START RECORDS FOR THE EXERCISE

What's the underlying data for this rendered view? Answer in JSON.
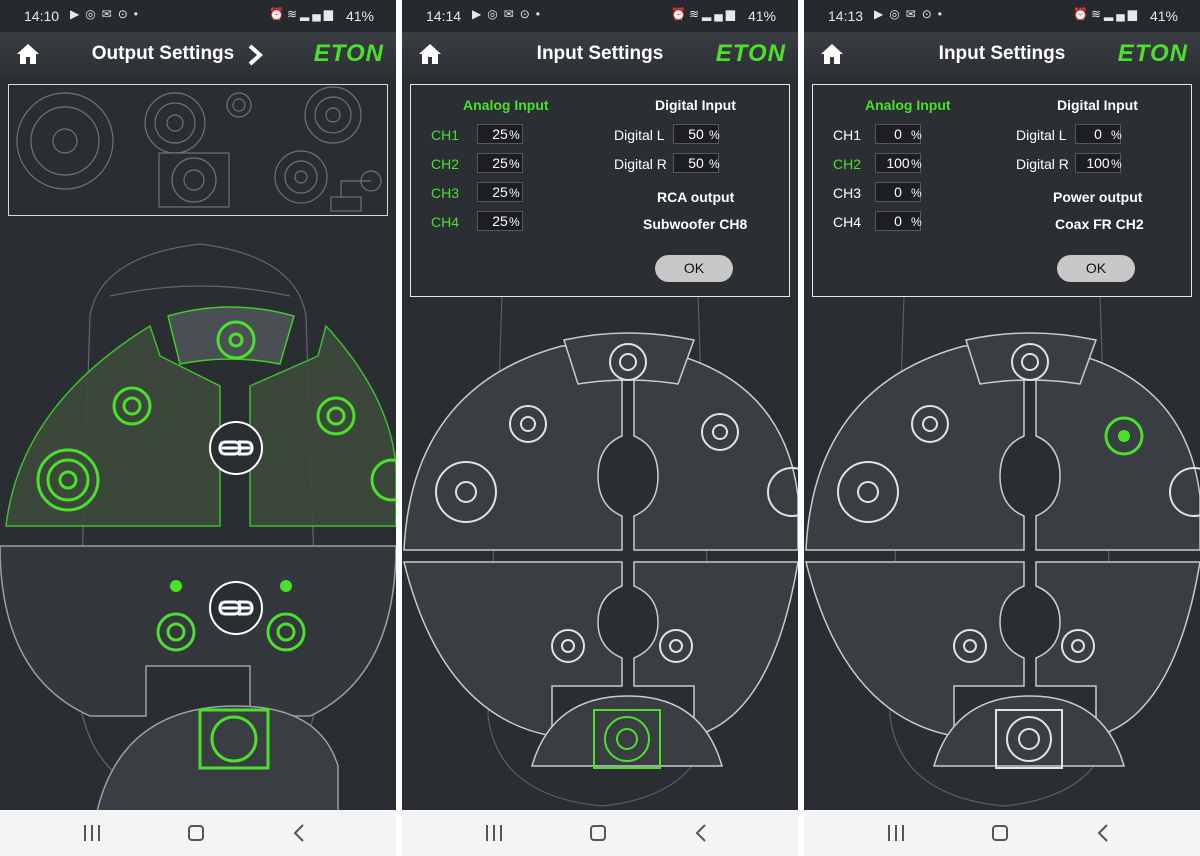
{
  "colors": {
    "accent_green": "#4be02c",
    "background": "#2a2d31",
    "text": "#ffffff",
    "nav_background": "#f4f4f4"
  },
  "screens": [
    {
      "status": {
        "time": "14:10",
        "battery": "41%"
      },
      "header": {
        "title": "Output Settings",
        "logo": "ETON"
      },
      "icons": [
        "home-icon",
        "chevron-right-icon",
        "link-icon"
      ]
    },
    {
      "status": {
        "time": "14:14",
        "battery": "41%"
      },
      "header": {
        "title": "Input Settings",
        "logo": "ETON"
      },
      "dialog": {
        "analog_title": "Analog Input",
        "digital_title": "Digital Input",
        "channels": [
          {
            "label": "CH1",
            "value": "25",
            "unit": "%",
            "active": true
          },
          {
            "label": "CH2",
            "value": "25",
            "unit": "%",
            "active": true
          },
          {
            "label": "CH3",
            "value": "25",
            "unit": "%",
            "active": true
          },
          {
            "label": "CH4",
            "value": "25",
            "unit": "%",
            "active": true
          }
        ],
        "digital": [
          {
            "label": "Digital L",
            "value": "50",
            "unit": "%"
          },
          {
            "label": "Digital R",
            "value": "50",
            "unit": "%"
          }
        ],
        "output_type": "RCA output",
        "output_channel": "Subwoofer CH8",
        "ok_label": "OK"
      }
    },
    {
      "status": {
        "time": "14:13",
        "battery": "41%"
      },
      "header": {
        "title": "Input Settings",
        "logo": "ETON"
      },
      "dialog": {
        "analog_title": "Analog Input",
        "digital_title": "Digital Input",
        "channels": [
          {
            "label": "CH1",
            "value": "0",
            "unit": "%",
            "active": false
          },
          {
            "label": "CH2",
            "value": "100",
            "unit": "%",
            "active": true
          },
          {
            "label": "CH3",
            "value": "0",
            "unit": "%",
            "active": false
          },
          {
            "label": "CH4",
            "value": "0",
            "unit": "%",
            "active": false
          }
        ],
        "digital": [
          {
            "label": "Digital L",
            "value": "0",
            "unit": "%"
          },
          {
            "label": "Digital R",
            "value": "100",
            "unit": "%"
          }
        ],
        "output_type": "Power output",
        "output_channel": "Coax FR CH2",
        "ok_label": "OK"
      }
    }
  ]
}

END RECORDS FOR THE EXERCISE

=== TO DO ===
Reproduce the material word for word. Any pictures should be left out of the copy.

=== COMPLETE RESPONSE ===
What's the underlying data for this rendered view? Answer in JSON.
{
  "colors": {
    "accent_green": "#4be02c",
    "background": "#2a2d31",
    "text": "#ffffff",
    "nav_background": "#f4f4f4"
  },
  "screens": [
    {
      "status": {
        "time": "14:10",
        "battery": "41%"
      },
      "header": {
        "title": "Output Settings",
        "logo": "ETON"
      },
      "icons": [
        "home-icon",
        "chevron-right-icon",
        "link-icon"
      ]
    },
    {
      "status": {
        "time": "14:14",
        "battery": "41%"
      },
      "header": {
        "title": "Input Settings",
        "logo": "ETON"
      },
      "dialog": {
        "analog_title": "Analog Input",
        "digital_title": "Digital Input",
        "channels": [
          {
            "label": "CH1",
            "value": "25",
            "unit": "%",
            "active": true
          },
          {
            "label": "CH2",
            "value": "25",
            "unit": "%",
            "active": true
          },
          {
            "label": "CH3",
            "value": "25",
            "unit": "%",
            "active": true
          },
          {
            "label": "CH4",
            "value": "25",
            "unit": "%",
            "active": true
          }
        ],
        "digital": [
          {
            "label": "Digital L",
            "value": "50",
            "unit": "%"
          },
          {
            "label": "Digital R",
            "value": "50",
            "unit": "%"
          }
        ],
        "output_type": "RCA output",
        "output_channel": "Subwoofer CH8",
        "ok_label": "OK"
      }
    },
    {
      "status": {
        "time": "14:13",
        "battery": "41%"
      },
      "header": {
        "title": "Input Settings",
        "logo": "ETON"
      },
      "dialog": {
        "analog_title": "Analog Input",
        "digital_title": "Digital Input",
        "channels": [
          {
            "label": "CH1",
            "value": "0",
            "unit": "%",
            "active": false
          },
          {
            "label": "CH2",
            "value": "100",
            "unit": "%",
            "active": true
          },
          {
            "label": "CH3",
            "value": "0",
            "unit": "%",
            "active": false
          },
          {
            "label": "CH4",
            "value": "0",
            "unit": "%",
            "active": false
          }
        ],
        "digital": [
          {
            "label": "Digital L",
            "value": "0",
            "unit": "%"
          },
          {
            "label": "Digital R",
            "value": "100",
            "unit": "%"
          }
        ],
        "output_type": "Power output",
        "output_channel": "Coax FR CH2",
        "ok_label": "OK"
      }
    }
  ]
}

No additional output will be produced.